**PROBLEM DETAILS:**
Read the records below and copy each line that contains "often".

**DATA FOR THIS TASK:**
::::

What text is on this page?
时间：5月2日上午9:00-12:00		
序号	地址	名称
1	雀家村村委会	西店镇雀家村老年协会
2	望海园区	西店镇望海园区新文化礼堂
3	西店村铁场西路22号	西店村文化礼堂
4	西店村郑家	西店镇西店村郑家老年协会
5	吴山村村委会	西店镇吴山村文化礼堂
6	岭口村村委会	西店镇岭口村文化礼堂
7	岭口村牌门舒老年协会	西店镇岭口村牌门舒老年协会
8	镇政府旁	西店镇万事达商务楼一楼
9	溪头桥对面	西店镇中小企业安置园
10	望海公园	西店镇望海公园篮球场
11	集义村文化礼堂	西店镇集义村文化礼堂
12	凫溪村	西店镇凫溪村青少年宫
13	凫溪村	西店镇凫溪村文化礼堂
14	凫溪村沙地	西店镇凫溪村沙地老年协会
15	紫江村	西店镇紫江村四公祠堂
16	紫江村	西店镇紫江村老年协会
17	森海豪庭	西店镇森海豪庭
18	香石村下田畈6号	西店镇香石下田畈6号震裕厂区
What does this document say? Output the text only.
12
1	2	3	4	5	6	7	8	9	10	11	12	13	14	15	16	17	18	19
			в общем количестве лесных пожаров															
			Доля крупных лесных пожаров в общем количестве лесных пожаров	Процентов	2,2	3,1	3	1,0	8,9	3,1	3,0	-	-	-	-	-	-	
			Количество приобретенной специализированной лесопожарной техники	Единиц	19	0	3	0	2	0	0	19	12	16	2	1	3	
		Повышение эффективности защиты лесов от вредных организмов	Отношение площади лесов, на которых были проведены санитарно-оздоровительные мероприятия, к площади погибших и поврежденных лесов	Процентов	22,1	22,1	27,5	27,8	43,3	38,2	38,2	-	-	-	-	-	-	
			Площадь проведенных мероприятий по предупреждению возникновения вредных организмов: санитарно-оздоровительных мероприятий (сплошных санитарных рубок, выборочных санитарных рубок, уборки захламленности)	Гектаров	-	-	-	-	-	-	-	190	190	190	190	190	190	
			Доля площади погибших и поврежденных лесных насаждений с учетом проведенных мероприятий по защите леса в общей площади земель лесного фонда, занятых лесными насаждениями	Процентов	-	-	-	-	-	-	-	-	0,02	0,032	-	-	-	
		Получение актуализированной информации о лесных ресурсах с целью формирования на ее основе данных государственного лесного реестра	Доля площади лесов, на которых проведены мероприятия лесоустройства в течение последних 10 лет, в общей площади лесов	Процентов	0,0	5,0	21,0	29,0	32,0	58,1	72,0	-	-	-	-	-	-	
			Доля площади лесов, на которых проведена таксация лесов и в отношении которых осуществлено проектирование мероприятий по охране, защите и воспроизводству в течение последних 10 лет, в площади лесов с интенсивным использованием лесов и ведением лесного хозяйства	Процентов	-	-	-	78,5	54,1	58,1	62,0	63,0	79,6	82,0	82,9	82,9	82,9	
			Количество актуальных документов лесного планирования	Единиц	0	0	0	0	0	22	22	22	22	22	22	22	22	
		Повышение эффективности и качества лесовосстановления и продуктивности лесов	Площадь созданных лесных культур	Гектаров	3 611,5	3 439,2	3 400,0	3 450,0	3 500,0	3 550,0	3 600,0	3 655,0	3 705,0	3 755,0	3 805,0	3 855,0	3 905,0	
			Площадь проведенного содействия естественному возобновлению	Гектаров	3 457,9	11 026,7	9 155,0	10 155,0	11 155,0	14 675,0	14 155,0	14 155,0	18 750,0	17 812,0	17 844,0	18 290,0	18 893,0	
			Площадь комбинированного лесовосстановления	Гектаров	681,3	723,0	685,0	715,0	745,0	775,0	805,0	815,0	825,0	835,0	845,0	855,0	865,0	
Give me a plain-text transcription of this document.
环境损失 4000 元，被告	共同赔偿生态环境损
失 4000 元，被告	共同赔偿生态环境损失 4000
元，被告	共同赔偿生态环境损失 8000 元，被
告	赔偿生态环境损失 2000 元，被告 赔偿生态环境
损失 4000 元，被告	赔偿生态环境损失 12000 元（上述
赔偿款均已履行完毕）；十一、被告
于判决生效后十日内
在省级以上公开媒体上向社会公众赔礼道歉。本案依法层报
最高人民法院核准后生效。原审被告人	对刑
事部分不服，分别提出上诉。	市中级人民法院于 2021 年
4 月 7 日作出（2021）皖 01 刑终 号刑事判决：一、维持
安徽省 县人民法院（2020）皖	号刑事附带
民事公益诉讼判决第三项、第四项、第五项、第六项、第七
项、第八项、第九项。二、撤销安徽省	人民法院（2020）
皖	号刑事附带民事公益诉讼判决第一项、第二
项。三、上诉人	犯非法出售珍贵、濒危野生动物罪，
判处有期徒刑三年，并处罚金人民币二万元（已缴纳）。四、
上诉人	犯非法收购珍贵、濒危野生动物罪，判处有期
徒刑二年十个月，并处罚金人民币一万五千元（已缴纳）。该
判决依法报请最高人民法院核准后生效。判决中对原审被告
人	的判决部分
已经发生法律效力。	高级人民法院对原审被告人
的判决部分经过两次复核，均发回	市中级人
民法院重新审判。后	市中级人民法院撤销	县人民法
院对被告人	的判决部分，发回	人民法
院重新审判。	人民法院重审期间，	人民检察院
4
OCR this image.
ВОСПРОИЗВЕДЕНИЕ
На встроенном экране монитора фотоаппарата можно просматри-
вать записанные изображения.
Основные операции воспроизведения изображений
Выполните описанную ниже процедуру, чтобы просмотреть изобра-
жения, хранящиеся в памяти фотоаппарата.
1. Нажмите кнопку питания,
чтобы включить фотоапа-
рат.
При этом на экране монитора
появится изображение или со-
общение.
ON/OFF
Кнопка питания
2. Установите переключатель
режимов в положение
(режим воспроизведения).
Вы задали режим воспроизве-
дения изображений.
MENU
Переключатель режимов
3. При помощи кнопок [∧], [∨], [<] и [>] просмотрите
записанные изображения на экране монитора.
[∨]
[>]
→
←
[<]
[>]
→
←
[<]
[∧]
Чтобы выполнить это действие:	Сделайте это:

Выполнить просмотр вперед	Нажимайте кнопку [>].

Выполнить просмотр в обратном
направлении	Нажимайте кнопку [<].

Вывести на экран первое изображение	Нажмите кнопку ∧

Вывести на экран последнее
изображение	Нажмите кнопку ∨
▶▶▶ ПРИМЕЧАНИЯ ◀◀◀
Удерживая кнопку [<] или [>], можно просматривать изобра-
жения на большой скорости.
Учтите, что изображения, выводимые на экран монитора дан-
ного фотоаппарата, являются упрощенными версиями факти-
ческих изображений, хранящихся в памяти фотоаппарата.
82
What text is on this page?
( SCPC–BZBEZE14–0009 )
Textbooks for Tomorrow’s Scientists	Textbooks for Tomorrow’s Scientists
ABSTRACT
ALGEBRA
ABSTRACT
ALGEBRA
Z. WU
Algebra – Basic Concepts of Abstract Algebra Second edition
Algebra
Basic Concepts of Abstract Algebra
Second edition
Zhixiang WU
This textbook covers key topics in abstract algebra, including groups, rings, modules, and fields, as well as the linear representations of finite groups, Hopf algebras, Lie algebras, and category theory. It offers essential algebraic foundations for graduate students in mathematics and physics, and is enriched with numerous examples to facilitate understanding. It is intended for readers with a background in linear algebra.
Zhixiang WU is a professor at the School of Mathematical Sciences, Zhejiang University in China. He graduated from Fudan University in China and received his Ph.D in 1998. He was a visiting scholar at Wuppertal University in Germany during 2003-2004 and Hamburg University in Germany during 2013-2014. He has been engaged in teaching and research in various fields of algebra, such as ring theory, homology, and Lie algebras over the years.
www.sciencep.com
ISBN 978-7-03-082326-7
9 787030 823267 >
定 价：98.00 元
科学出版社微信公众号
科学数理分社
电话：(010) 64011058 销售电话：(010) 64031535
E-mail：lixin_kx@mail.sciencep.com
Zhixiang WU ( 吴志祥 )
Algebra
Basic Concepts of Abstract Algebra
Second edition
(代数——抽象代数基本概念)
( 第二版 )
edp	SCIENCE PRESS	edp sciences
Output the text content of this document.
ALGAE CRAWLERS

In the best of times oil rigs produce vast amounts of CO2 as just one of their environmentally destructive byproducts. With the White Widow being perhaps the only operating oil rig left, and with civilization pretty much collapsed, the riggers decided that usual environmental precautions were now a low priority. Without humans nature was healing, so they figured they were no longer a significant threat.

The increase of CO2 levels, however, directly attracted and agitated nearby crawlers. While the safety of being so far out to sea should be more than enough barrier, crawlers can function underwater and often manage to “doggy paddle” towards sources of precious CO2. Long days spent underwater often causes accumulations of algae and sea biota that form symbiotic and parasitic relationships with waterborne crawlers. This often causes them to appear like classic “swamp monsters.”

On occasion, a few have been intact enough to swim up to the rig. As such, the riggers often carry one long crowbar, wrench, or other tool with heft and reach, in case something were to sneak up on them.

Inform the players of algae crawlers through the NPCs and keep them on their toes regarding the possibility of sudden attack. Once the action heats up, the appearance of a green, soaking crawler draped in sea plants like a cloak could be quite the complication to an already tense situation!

::::

**WORKED SOLUTION:**
The increase of CO2 levels, however, directly attracted and agitated nearby crawlers. While the safety of being so far out to sea should be more than enough barrier, crawlers can function underwater and often manage to “doggy paddle” towards sources of precious CO2. Long days spent underwater often causes accumulations of algae and sea biota that form symbiotic and parasitic relationships with waterborne crawlers. This often causes them to appear like classic “swamp monsters.”
On occasion, a few have been intact enough to swim up to the rig. As such, the riggers often carry one long crowbar, wrench, or other tool with heft and reach, in case something were to sneak up on them.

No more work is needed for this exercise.